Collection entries
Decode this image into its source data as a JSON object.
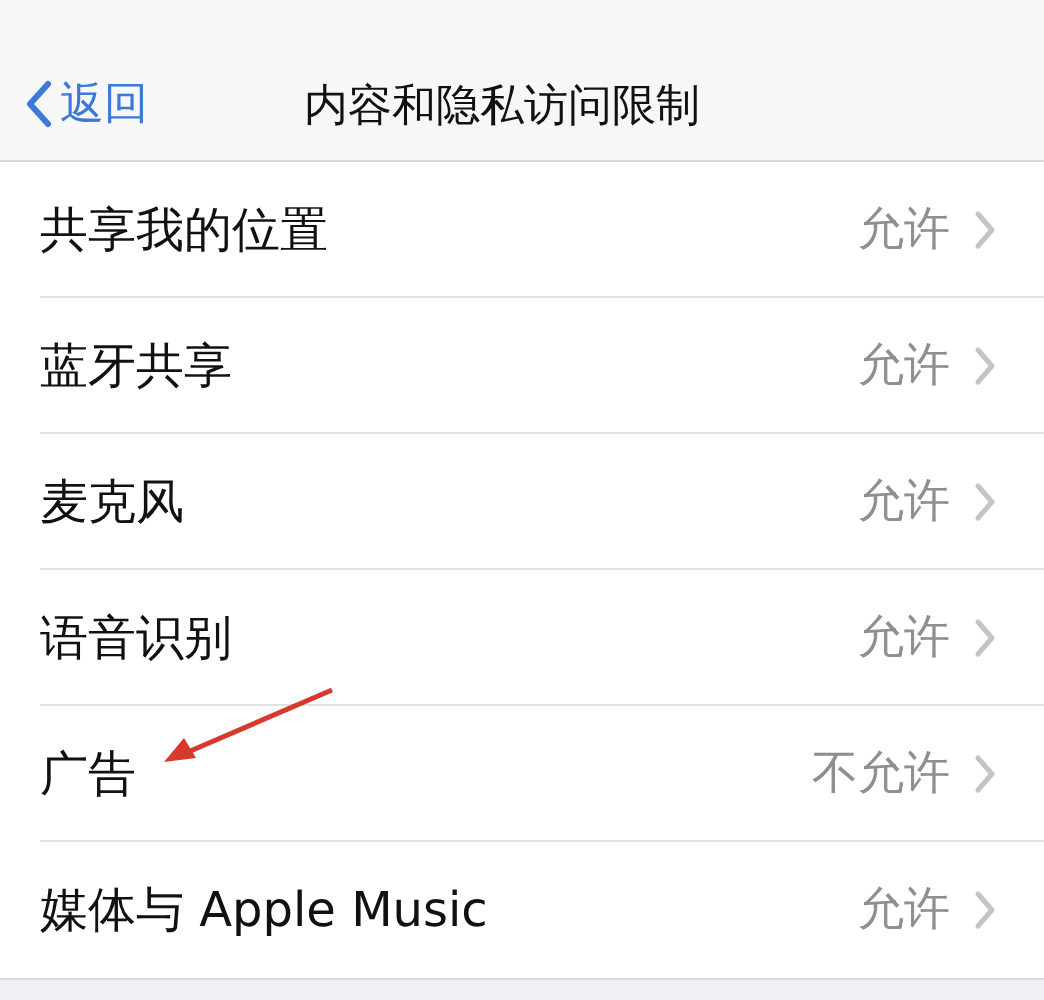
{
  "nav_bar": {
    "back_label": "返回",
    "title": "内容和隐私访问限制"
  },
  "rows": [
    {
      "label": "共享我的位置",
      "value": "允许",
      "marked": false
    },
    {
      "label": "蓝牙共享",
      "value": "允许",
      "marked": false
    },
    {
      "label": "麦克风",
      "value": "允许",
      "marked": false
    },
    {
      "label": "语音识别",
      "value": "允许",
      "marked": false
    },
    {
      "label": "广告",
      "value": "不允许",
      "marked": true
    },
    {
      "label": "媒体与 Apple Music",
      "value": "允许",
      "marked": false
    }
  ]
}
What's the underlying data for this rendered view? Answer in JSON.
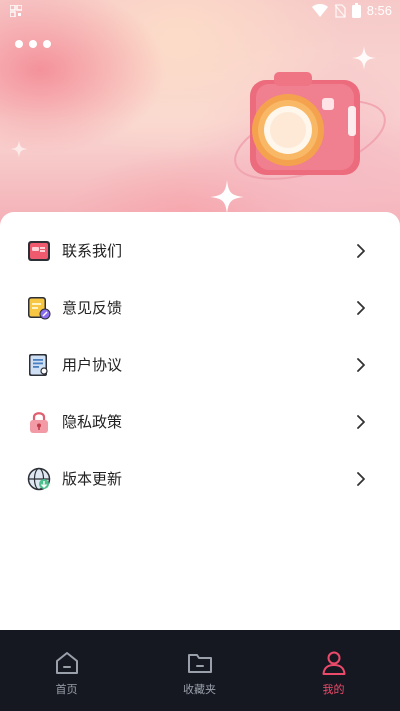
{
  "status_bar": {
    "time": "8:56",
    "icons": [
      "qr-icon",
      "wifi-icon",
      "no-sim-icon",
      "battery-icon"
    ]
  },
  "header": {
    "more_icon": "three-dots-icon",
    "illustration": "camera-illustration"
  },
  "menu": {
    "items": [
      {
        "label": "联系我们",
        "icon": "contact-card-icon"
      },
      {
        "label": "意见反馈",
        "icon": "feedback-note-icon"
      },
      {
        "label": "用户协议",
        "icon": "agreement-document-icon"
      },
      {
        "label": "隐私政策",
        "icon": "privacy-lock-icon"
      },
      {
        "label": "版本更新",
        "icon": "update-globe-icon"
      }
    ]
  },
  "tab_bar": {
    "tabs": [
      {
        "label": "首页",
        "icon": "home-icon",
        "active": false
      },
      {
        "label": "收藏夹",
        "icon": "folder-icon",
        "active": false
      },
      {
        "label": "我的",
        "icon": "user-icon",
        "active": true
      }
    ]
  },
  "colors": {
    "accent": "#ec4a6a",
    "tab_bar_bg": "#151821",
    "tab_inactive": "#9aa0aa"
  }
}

--

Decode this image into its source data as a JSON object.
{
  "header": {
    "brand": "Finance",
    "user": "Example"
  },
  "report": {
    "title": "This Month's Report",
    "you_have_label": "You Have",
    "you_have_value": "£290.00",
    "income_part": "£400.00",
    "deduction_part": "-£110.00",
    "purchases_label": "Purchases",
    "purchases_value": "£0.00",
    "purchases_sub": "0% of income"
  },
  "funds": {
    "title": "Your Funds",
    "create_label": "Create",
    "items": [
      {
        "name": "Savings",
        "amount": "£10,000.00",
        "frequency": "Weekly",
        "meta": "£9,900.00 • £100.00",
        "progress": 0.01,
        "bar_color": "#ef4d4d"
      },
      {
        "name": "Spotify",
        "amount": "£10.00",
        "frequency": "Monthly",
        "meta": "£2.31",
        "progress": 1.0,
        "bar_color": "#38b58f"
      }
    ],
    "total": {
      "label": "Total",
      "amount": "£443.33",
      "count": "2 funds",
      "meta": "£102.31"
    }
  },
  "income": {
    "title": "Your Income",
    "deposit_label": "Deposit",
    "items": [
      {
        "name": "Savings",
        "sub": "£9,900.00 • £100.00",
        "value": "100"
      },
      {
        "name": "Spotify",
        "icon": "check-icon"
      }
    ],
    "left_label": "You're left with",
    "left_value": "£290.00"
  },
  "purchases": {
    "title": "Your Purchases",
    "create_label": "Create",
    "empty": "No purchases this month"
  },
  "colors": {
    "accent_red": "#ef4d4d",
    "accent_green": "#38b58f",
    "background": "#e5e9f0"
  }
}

**Objective**: Pull out each line of the entries that contains "frequency".

**Solution to this problem**:
        "frequency": "Weekly",
        "frequency": "Monthly",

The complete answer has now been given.